AIM OF THE EXERCISE »
Render all of the material below as a Markdown table with the columns Index and Text, one numbered row per line. Skip blank lines and omit the pictures.
━━━━━━━━
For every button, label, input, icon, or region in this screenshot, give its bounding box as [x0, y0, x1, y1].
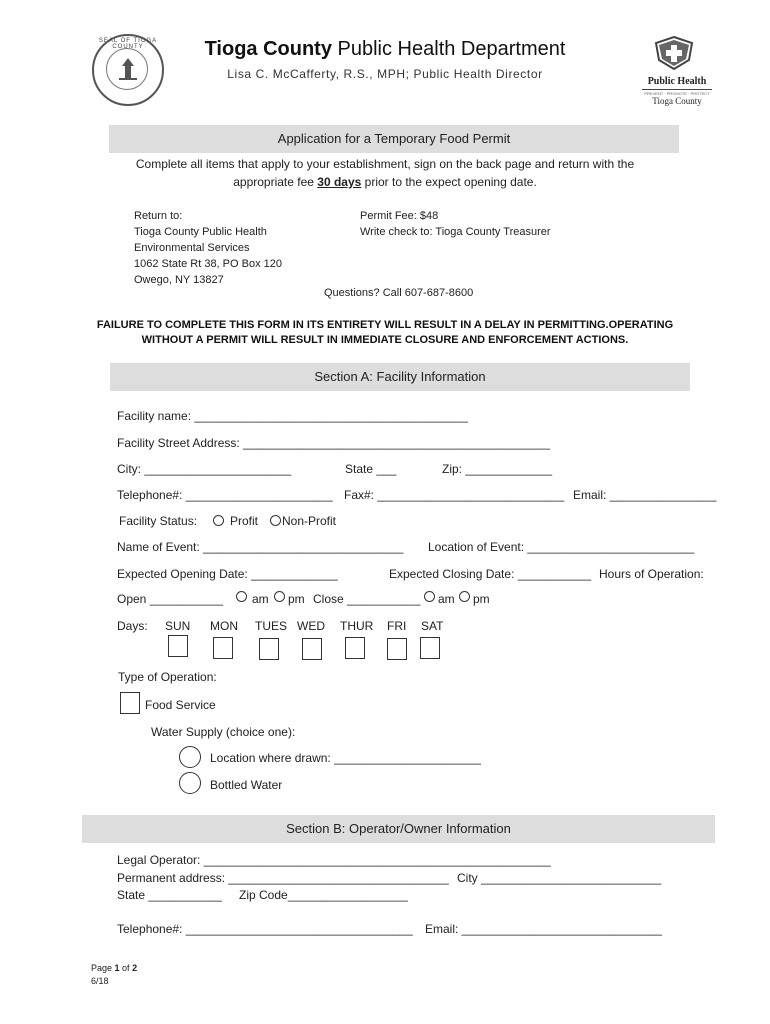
director-line: Lisa C. McCafferty, R.S., MPH; Public Health Director — [227, 67, 543, 81]
hours-label: Hours of Operation: — [599, 567, 704, 581]
close-am-radio[interactable] — [424, 591, 435, 602]
telephone-field[interactable]: Telephone#: ______________________ — [117, 488, 333, 502]
day-tues-checkbox[interactable] — [259, 638, 279, 660]
city-field[interactable]: City: ______________________ — [117, 462, 292, 476]
bottled-water-radio[interactable] — [179, 772, 201, 794]
application-title-bar: Application for a Temporary Food Permit — [109, 125, 679, 153]
operator-email-field[interactable]: Email: ______________________________ — [425, 922, 662, 936]
page-number: Page 1 of 2 — [91, 963, 138, 973]
return-address: Return to: Tioga County Public Health Environmental Services 1062 State Rt 38, PO Box 120 Owego, NY 13827 — [134, 210, 282, 286]
check-payable: Write check to: Tioga County Treasurer — [360, 226, 551, 238]
logo-name: Public Health — [647, 76, 707, 87]
water-supply-label: Water Supply (choice one): — [151, 725, 296, 739]
title-department: Public Health Department — [331, 38, 566, 60]
day-wed-checkbox[interactable] — [302, 638, 322, 660]
seal-text: SEAL OF TIOGA COUNTY — [98, 38, 158, 50]
day-fri-checkbox[interactable] — [387, 638, 407, 660]
water-location-radio[interactable] — [179, 746, 201, 768]
day-sun-label: SUN — [165, 619, 191, 633]
event-location-field[interactable]: Location of Event: _________________________ — [428, 540, 695, 554]
instructions-line-2: appropriate fee 30 days prior to the expect opening date. — [233, 175, 537, 189]
day-sun-checkbox[interactable] — [168, 635, 188, 657]
warning-line-1: FAILURE TO COMPLETE THIS FORM IN ITS ENTIRETY WILL RESULT IN A DELAY IN PERMITTING.OPERATING — [96, 319, 674, 331]
day-sat-checkbox[interactable] — [420, 637, 440, 659]
revision-date: 6/18 — [91, 976, 109, 986]
close-am-label: am — [438, 592, 455, 606]
profit-label: Profit — [230, 514, 259, 528]
operator-telephone-field[interactable]: Telephone#: __________________________________ — [117, 922, 413, 936]
nonprofit-radio[interactable] — [270, 515, 281, 526]
payment-info — [360, 208, 551, 240]
questions-phone: Questions? Call 607-687-8600 — [324, 287, 474, 299]
operator-zip-field[interactable]: Zip Code__________________ — [239, 888, 408, 902]
close-pm-radio[interactable] — [459, 591, 470, 602]
open-am-label: am — [252, 592, 269, 606]
fax-field[interactable]: Fax#: ____________________________ — [344, 488, 565, 502]
fee-deadline: 30 days — [317, 175, 362, 189]
location-drawn-field[interactable]: Location where drawn: ______________________ — [210, 751, 481, 765]
facility-address-field[interactable]: Facility Street Address: ______________________________________________ — [117, 436, 551, 450]
open-pm-label: pm — [288, 592, 305, 606]
close-time-field[interactable]: Close ___________ — [313, 592, 421, 606]
permit-fee: Permit Fee: $48 — [360, 210, 439, 222]
event-name-field[interactable]: Name of Event: ______________________________ — [117, 540, 404, 554]
shield-cross-icon — [654, 36, 694, 70]
profit-radio[interactable] — [213, 515, 224, 526]
facility-name-field[interactable]: Facility name: _________________________________________ — [117, 409, 468, 423]
open-pm-radio[interactable] — [274, 591, 285, 602]
days-label: Days: — [117, 619, 148, 633]
food-service-label: Food Service — [145, 698, 216, 712]
open-am-radio[interactable] — [236, 591, 247, 602]
day-sat-label: SAT — [421, 619, 444, 633]
nonprofit-label: Non-Profit — [282, 514, 337, 528]
section-a-bar: Section A: Facility Information — [110, 363, 690, 391]
permanent-address-field[interactable]: Permanent address: _________________________________ — [117, 871, 449, 885]
email-field[interactable]: Email: ________________ — [573, 488, 717, 502]
state-field[interactable]: State ___ — [345, 462, 397, 476]
opening-date-field[interactable]: Expected Opening Date: _____________ — [117, 567, 338, 581]
logo-county: Tioga County — [652, 96, 702, 106]
operator-city-field[interactable]: City ___________________________ — [457, 871, 662, 885]
close-pm-label: pm — [473, 592, 490, 606]
bottled-water-label: Bottled Water — [210, 778, 283, 792]
instructions-line-1: Complete all items that apply to your establishment, sign on the back page and return with the — [135, 157, 635, 171]
day-mon-checkbox[interactable] — [213, 637, 233, 659]
warning-line-2: WITHOUT A PERMIT WILL RESULT IN IMMEDIATE CLOSURE AND ENFORCEMENT ACTIONS. — [141, 334, 629, 346]
day-thur-label: THUR — [340, 619, 374, 633]
food-service-checkbox[interactable] — [120, 692, 140, 714]
closing-date-field[interactable]: Expected Closing Date: ___________ — [389, 567, 592, 581]
section-b-bar: Section B: Operator/Owner Information — [82, 815, 715, 843]
open-time-field[interactable]: Open ___________ — [117, 592, 224, 606]
facility-status-label: Facility Status: — [119, 514, 198, 528]
day-thur-checkbox[interactable] — [345, 637, 365, 659]
logo-tagline: PREVENT · PROMOTE · PROTECT — [644, 91, 710, 96]
zip-field[interactable]: Zip: _____________ — [442, 462, 553, 476]
title-county: Tioga County — [204, 38, 332, 60]
operation-type-label: Type of Operation: — [118, 670, 217, 684]
day-wed-label: WED — [297, 619, 325, 633]
day-tues-label: TUES — [255, 619, 288, 633]
day-fri-label: FRI — [387, 619, 407, 633]
operator-state-field[interactable]: State ___________ — [117, 888, 222, 902]
legal-operator-field[interactable]: Legal Operator: ____________________________________________________ — [117, 853, 551, 867]
day-mon-label: MON — [210, 619, 238, 633]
━━━━━━━━
TASK RESULT »
| Index | Text |
|---|---|
| 1 | For every button, label, input, icon, or region in this screenshot, give its bounding box as [x0, y0, x1, y1]. |
| 2 | director-line: Lisa C. McCafferty, R.S., MPH; Public Health Director — [227, 67, 543, 81] |
| 3 | hours-label: Hours of Operation: — [599, 567, 704, 581] |
| 4 | close-am-radio[interactable] — [424, 591, 435, 602] |
| 5 | telephone-field[interactable]: Telephone#: ______________________ — [117, 488, 333, 502] |
| 6 | day-tues-checkbox[interactable] — [259, 638, 279, 660] |
| 7 | city-field[interactable]: City: ______________________ — [117, 462, 292, 476] |
| 8 | bottled-water-radio[interactable] — [179, 772, 201, 794] |
| 9 | application-title-bar: Application for a Temporary Food Permit — [109, 125, 679, 153] |
| 10 | operator-email-field[interactable]: Email: ______________________________ — [425, 922, 662, 936] |
| 11 | page-number: Page 1 of 2 — [91, 963, 138, 973] |
| 12 | return-address: Return to: Tioga County Public Health Environmental Services 1062 State Rt 38, PO Box 120 Owego, NY 13827 — [134, 210, 282, 286] |
| 13 | check-payable: Write check to: Tioga County Treasurer — [360, 226, 551, 238] |
| 14 | logo-name: Public Health — [647, 76, 707, 87] |
| 15 | water-supply-label: Water Supply (choice one): — [151, 725, 296, 739] |
| 16 | title-department: Public Health Department — [331, 38, 566, 60] |
| 17 | day-wed-checkbox[interactable] — [302, 638, 322, 660] |
| 18 | seal-text: SEAL OF TIOGA COUNTY — [98, 38, 158, 50] |
| 19 | day-fri-checkbox[interactable] — [387, 638, 407, 660] |
| 20 | water-location-radio[interactable] — [179, 746, 201, 768] |
| 21 | day-sun-label: SUN — [165, 619, 191, 633] |
| 22 | event-location-field[interactable]: Location of Event: _________________________ — [428, 540, 695, 554] |
| 23 | instructions-line-2: appropriate fee 30 days prior to the expect opening date. — [233, 175, 537, 189] |
| 24 | day-sun-checkbox[interactable] — [168, 635, 188, 657] |
| 25 | warning-line-1: FAILURE TO COMPLETE THIS FORM IN ITS ENTIRETY WILL RESULT IN A DELAY IN PERMITTING.OPERATING — [96, 319, 674, 331] |
| 26 | day-sat-checkbox[interactable] — [420, 637, 440, 659] |
| 27 | revision-date: 6/18 — [91, 976, 109, 986] |
| 28 | close-am-label: am — [438, 592, 455, 606] |
| 29 | profit-label: Profit — [230, 514, 259, 528] |
| 30 | operator-telephone-field[interactable]: Telephone#: __________________________________ — [117, 922, 413, 936] |
| 31 | nonprofit-radio[interactable] — [270, 515, 281, 526] |
| 32 | payment-info — [360, 208, 551, 240] |
| 33 | questions-phone: Questions? Call 607-687-8600 — [324, 287, 474, 299] |
| 34 | operator-zip-field[interactable]: Zip Code__________________ — [239, 888, 408, 902] |
| 35 | close-pm-radio[interactable] — [459, 591, 470, 602] |
| 36 | open-am-label: am — [252, 592, 269, 606] |
| 37 | fax-field[interactable]: Fax#: ____________________________ — [344, 488, 565, 502] |
| 38 | fee-deadline: 30 days — [317, 175, 362, 189] |
| 39 | location-drawn-field[interactable]: Location where drawn: ______________________ — [210, 751, 481, 765] |
| 40 | facility-address-field[interactable]: Facility Street Address: ______________________________________________ — [117, 436, 551, 450] |
| 41 | open-pm-label: pm — [288, 592, 305, 606] |
| 42 | close-time-field[interactable]: Close ___________ — [313, 592, 421, 606] |
| 43 | permit-fee: Permit Fee: $48 — [360, 210, 439, 222] |
| 44 | event-name-field[interactable]: Name of Event: ______________________________ — [117, 540, 404, 554] |
| 45 | shield-cross-icon — [654, 36, 694, 70] |
| 46 | profit-radio[interactable] — [213, 515, 224, 526] |
| 47 | facility-name-field[interactable]: Facility name: _________________________________________ — [117, 409, 468, 423] |
| 48 | open-pm-radio[interactable] — [274, 591, 285, 602] |
| 49 | days-label: Days: — [117, 619, 148, 633] |
| 50 | food-service-label: Food Service — [145, 698, 216, 712] |
| 51 | open-am-radio[interactable] — [236, 591, 247, 602] |
| 52 | day-sat-label: SAT — [421, 619, 444, 633] |
| 53 | nonprofit-label: Non-Profit — [282, 514, 337, 528] |
| 54 | section-a-bar: Section A: Facility Information — [110, 363, 690, 391] |
| 55 | permanent-address-field[interactable]: Permanent address: _________________________________ — [117, 871, 449, 885] |
| 56 | email-field[interactable]: Email: ________________ — [573, 488, 717, 502] |
| 57 | state-field[interactable]: State ___ — [345, 462, 397, 476] |
| 58 | opening-date-field[interactable]: Expected Opening Date: _____________ — [117, 567, 338, 581] |
| 59 | logo-county: Tioga County — [652, 96, 702, 106] |
| 60 | operator-city-field[interactable]: City ___________________________ — [457, 871, 662, 885] |
| 61 | close-pm-label: pm — [473, 592, 490, 606] |
| 62 | bottled-water-label: Bottled Water — [210, 778, 283, 792] |
| 63 | instructions-line-1: Complete all items that apply to your establishment, sign on the back page and return with the — [135, 157, 635, 171] |
| 64 | day-mon-checkbox[interactable] — [213, 637, 233, 659] |
| 65 | warning-line-2: WITHOUT A PERMIT WILL RESULT IN IMMEDIATE CLOSURE AND ENFORCEMENT ACTIONS. — [141, 334, 629, 346] |
| 66 | day-thur-label: THUR — [340, 619, 374, 633] |
| 67 | food-service-checkbox[interactable] — [120, 692, 140, 714] |
| 68 | closing-date-field[interactable]: Expected Closing Date: ___________ — [389, 567, 592, 581] |
| 69 | section-b-bar: Section B: Operator/Owner Information — [82, 815, 715, 843] |
| 70 | open-time-field[interactable]: Open ___________ — [117, 592, 224, 606] |
| 71 | facility-status-label: Facility Status: — [119, 514, 198, 528] |
| 72 | day-thur-checkbox[interactable] — [345, 637, 365, 659] |
| 73 | logo-tagline: PREVENT · PROMOTE · PROTECT — [644, 91, 710, 96] |
| 74 | zip-field[interactable]: Zip: _____________ — [442, 462, 553, 476] |
| 75 | title-county: Tioga County — [204, 38, 332, 60] |
| 76 | operation-type-label: Type of Operation: — [118, 670, 217, 684] |
| 77 | day-wed-label: WED — [297, 619, 325, 633] |
| 78 | day-tues-label: TUES — [255, 619, 288, 633] |
| 79 | day-fri-label: FRI — [387, 619, 407, 633] |
| 80 | operator-state-field[interactable]: State ___________ — [117, 888, 222, 902] |
| 81 | legal-operator-field[interactable]: Legal Operator: ____________________________________________________ — [117, 853, 551, 867] |
| 82 | day-mon-label: MON — [210, 619, 238, 633] |